**AIM:**
Find "Decode this image" in the material, then return exactly the line containing it and all lines after it to the end, leaving out pictures.

**EXTRACTED RECORDS:**
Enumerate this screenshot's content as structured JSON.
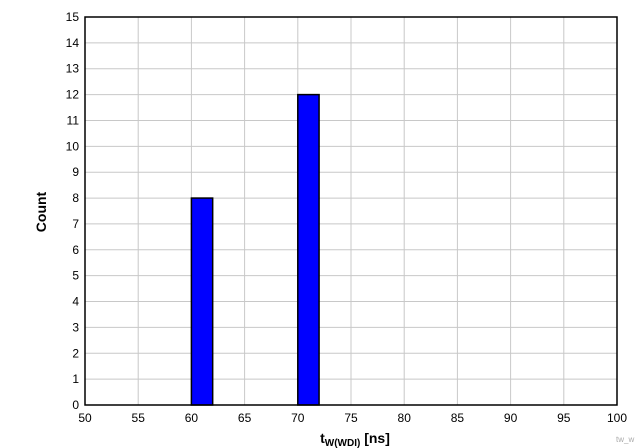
{
  "chart_data": {
    "type": "bar",
    "x": [
      61,
      71
    ],
    "values": [
      8,
      12
    ],
    "bar_width": 2,
    "xlim": [
      50,
      100
    ],
    "ylim": [
      0,
      15
    ],
    "xticks": [
      50,
      55,
      60,
      65,
      70,
      75,
      80,
      85,
      90,
      95,
      100
    ],
    "yticks": [
      0,
      1,
      2,
      3,
      4,
      5,
      6,
      7,
      8,
      9,
      10,
      11,
      12,
      13,
      14,
      15
    ],
    "xlabel_main": "t",
    "xlabel_sub": "W(WDI)",
    "xlabel_unit": " [ns]",
    "ylabel": "Count",
    "grid": true,
    "bar_color": "#0000ff",
    "watermark": "tw_w"
  }
}
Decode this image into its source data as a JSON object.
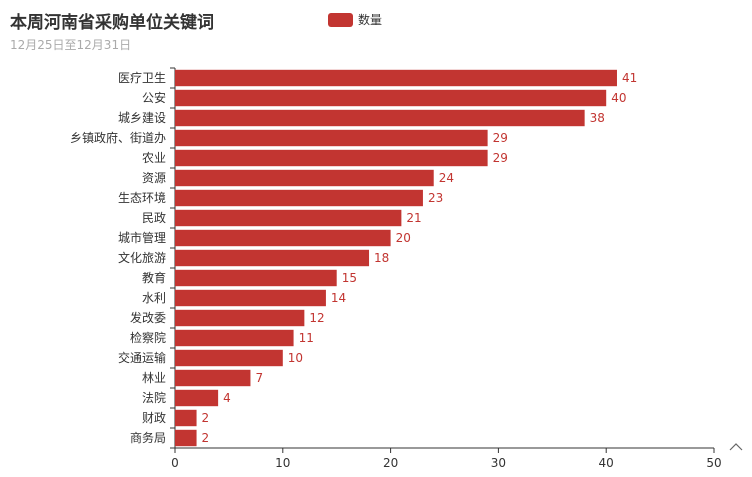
{
  "chart_data": {
    "type": "bar",
    "orientation": "horizontal",
    "title": "本周河南省采购单位关键词",
    "subtitle": "12月25日至12月31日",
    "categories": [
      "医疗卫生",
      "公安",
      "城乡建设",
      "乡镇政府、街道办",
      "农业",
      "资源",
      "生态环境",
      "民政",
      "城市管理",
      "文化旅游",
      "教育",
      "水利",
      "发改委",
      "检察院",
      "交通运输",
      "林业",
      "法院",
      "财政",
      "商务局"
    ],
    "series": [
      {
        "name": "数量",
        "values": [
          41,
          40,
          38,
          29,
          29,
          24,
          23,
          21,
          20,
          18,
          15,
          14,
          12,
          11,
          10,
          7,
          4,
          2,
          2
        ]
      }
    ],
    "xlim": [
      0,
      50
    ],
    "xticks": [
      0,
      10,
      20,
      30,
      40,
      50
    ],
    "xtick_labels": [
      "0",
      "10",
      "20",
      "30",
      "40",
      "50"
    ],
    "grid": false,
    "legend_position": "top",
    "data_labels": true
  },
  "colors": {
    "bar": "#c23531",
    "axis": "#333333",
    "title": "#333333",
    "subtitle": "#aaaaaa"
  },
  "toolbox": {
    "icon": "zoom-tool-icon"
  }
}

**SOLUTION:**
Decode this image into its source data as a JSON object.
{
  "chart_data": {
    "type": "bar",
    "orientation": "horizontal",
    "title": "本周河南省采购单位关键词",
    "subtitle": "12月25日至12月31日",
    "categories": [
      "医疗卫生",
      "公安",
      "城乡建设",
      "乡镇政府、街道办",
      "农业",
      "资源",
      "生态环境",
      "民政",
      "城市管理",
      "文化旅游",
      "教育",
      "水利",
      "发改委",
      "检察院",
      "交通运输",
      "林业",
      "法院",
      "财政",
      "商务局"
    ],
    "series": [
      {
        "name": "数量",
        "values": [
          41,
          40,
          38,
          29,
          29,
          24,
          23,
          21,
          20,
          18,
          15,
          14,
          12,
          11,
          10,
          7,
          4,
          2,
          2
        ]
      }
    ],
    "xlim": [
      0,
      50
    ],
    "xticks": [
      0,
      10,
      20,
      30,
      40,
      50
    ],
    "xtick_labels": [
      "0",
      "10",
      "20",
      "30",
      "40",
      "50"
    ],
    "grid": false,
    "legend_position": "top",
    "data_labels": true
  },
  "colors": {
    "bar": "#c23531",
    "axis": "#333333",
    "title": "#333333",
    "subtitle": "#aaaaaa"
  },
  "toolbox": {
    "icon": "zoom-tool-icon"
  }
}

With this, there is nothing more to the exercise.